▶ **INSTRUCTIONS TO FOLLOW**
Copy the section of the text processing notes starting at "['nlp', 'fun', 'use', '!']" and ending at "lemmatizer = WordNetLemmatizer()", swapping "dictionary form" for "canonical form".

▶ **TEXT SECTION**
--------

### Basic Text Processing Techniques
1. Tokenization 
- Involves splitting text into smaller units like words or sentences.

In [6]:
from nltk.tokenize import TreebankWordTokenizer
import nltk
nltk.download('punkt')

# example text
text = 'NLP is fun and useful!'

# Tokenize the text
tokenizer = TreebankWordTokenizer()
tokens = tokenizer.tokenize(text)
tokens

[nltk_data] Downloading package punkt to /home/wanyua/nltk_data...
[nltk_data]   Package punkt is already up-to-date!


['NLP', 'is', 'fun', 'and', 'useful', '!']

2. Stopword Removal
- Stopwords are common words like the 'I', 'and' that don't carry significant meaning. Removing them help focus on meaning words

In [7]:
from nltk.corpus import stopwords
nltk.download('stopwords')

# Define a set of stopwords
stop_words = set(stopwords.words('english'))

# filter our stopworkds from the tokenized text
filtered_tokens = [word for  word in tokens if word.lower() not in stop_words]
filtered_tokens

[nltk_data] Downloading package stopwords to /home/wanyua/nltk_data...
[nltk_data]   Package stopwords is already up-to-date!


['NLP', 'fun', 'useful', '!']

3. Stemming
- Stemming reduces words to their root form by chopping off suffixex. It helps in grouping words with the same meaning.

Example: 'running' -> 'run'


In [8]:
from nltk.stem import PorterStemmer

# initialize stemmmer
stemmer = PorterStemmer()

# Stem the filtered tokens
stemmed_tokens = [stemmer.stem(token) for token in filtered_tokens]
stemmed_tokens

['nlp', 'fun', 'use', '!']

4. Lemmatization
- It reduces words to their base or dictionary form(lemma) by considering the context and meaning.
Example: 'better' -> 'good'


In [9]:
from nltk.stem import WordNetLemmatizer
nltk.download('wordnet')

# Initialize lemmatizer
lemmatizer = WordNetLemmatizer()

# Lemmatize the filtered tokens
lemmatized_tokens = [lemmatizer.lemmatize(token) for token in filtered_tokens]
print('Lemmatized tokens:', lemmatized_tokens)

[nltk_data] Downloading package wordnet to /home/wanyua/nltk_data...
[nltk_data]   Package wordnet is already up-to-date!


Lemmatized tokens: ['NLP', 'fun', 'useful', '!']


5. Case conversion
- Converting text to lowercase to ensure consistency during processing. (eg. 'Cat' and 'cat' are treated the same)

In [10]:
# Converting text to lowercase
lowercase_tokens = [token.lower() for token in lemmatized_tokens]
print(f"Lowercase tokens: {lowercase_tokens}")

Lowercase tokens: ['nlp', 'fun', 'useful', '!']


In [4]:
import nltk
nltk.download('punkt')
nltk.download('stopwords')
nltk.download('wordnet')

[nltk_data] Downloading package punkt to /home/wanyua/nltk_data...
[nltk_data]   Package punkt is already up-to-date!
[nltk_data] Downloading package stopwords to /home/wanyua/nltk_data...
[nltk_data]   Package stopwords is already up-to-date!
[nltk_data] Downloading package wordnet to /home/wanyua/nltk_data...


True

--------

[Item position entries]

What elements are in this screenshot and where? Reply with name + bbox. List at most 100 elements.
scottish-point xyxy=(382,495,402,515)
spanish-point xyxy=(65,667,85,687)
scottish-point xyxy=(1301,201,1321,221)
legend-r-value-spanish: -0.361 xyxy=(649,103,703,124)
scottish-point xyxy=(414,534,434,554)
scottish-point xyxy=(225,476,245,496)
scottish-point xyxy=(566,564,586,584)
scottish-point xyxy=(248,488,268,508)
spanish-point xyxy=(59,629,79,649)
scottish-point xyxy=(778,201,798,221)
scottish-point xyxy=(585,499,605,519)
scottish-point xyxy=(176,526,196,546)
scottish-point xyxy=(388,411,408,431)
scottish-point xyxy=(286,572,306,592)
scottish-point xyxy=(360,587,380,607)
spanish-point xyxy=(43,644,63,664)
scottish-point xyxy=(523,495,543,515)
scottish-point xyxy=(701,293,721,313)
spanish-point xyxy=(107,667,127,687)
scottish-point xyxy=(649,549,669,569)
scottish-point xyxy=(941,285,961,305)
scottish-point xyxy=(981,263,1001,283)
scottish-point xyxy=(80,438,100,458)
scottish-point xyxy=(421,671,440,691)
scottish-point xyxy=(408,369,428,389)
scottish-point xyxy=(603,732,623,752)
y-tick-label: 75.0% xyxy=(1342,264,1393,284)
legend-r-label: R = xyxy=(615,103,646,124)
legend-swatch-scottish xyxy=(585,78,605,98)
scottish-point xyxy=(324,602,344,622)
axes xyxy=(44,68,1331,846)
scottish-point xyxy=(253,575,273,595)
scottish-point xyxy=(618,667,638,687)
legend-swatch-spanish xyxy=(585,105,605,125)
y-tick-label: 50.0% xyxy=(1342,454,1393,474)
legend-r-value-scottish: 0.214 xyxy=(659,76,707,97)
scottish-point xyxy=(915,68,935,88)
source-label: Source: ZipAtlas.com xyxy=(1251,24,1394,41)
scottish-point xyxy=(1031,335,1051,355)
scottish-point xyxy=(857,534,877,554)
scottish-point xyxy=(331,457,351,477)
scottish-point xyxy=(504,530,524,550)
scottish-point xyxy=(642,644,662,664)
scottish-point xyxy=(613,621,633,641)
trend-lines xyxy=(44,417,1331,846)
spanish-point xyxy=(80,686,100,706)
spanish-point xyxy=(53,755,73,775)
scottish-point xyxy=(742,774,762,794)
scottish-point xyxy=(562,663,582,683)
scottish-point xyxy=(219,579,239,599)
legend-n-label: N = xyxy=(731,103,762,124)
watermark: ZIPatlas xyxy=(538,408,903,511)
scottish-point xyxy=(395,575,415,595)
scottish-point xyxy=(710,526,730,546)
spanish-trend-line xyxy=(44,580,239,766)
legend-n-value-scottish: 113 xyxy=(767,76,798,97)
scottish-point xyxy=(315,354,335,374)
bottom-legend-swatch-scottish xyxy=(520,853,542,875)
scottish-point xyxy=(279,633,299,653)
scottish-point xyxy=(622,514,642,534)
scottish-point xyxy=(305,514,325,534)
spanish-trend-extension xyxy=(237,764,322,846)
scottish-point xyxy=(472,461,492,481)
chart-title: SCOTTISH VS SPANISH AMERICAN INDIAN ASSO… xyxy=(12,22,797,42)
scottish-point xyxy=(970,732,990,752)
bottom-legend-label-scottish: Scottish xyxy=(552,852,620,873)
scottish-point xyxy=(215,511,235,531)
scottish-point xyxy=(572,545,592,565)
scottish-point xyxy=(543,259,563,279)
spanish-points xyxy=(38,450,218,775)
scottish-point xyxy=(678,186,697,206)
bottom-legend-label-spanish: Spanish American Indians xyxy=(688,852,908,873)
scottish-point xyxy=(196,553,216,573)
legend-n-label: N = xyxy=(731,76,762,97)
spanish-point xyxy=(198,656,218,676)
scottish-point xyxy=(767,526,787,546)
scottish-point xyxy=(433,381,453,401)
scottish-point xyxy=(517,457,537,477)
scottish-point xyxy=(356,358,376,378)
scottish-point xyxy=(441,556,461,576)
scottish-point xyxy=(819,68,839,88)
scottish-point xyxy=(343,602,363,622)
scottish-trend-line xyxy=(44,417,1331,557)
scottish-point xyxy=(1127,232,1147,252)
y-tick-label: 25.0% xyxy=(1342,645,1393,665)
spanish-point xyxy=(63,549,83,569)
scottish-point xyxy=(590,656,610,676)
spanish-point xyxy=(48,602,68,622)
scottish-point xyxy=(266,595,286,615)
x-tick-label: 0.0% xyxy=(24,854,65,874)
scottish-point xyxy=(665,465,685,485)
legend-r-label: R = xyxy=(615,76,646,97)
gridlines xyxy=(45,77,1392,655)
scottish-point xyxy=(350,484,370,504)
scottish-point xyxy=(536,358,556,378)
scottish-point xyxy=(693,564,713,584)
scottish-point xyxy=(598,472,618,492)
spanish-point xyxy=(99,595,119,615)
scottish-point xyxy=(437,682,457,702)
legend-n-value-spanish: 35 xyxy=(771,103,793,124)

--------

▶ **ANSWER BELOW**
['nlp', 'fun', 'use', '!']

4. Lemmatization
- It reduces words to their base or canonical form(lemma) by considering the context and meaning.
Example: 'better' -> 'good'


In [9]:
from nltk.stem import WordNetLemmatizer
nltk.download('wordnet')

# Initialize lemmatizer
lemmatizer = WordNetLemmatizer()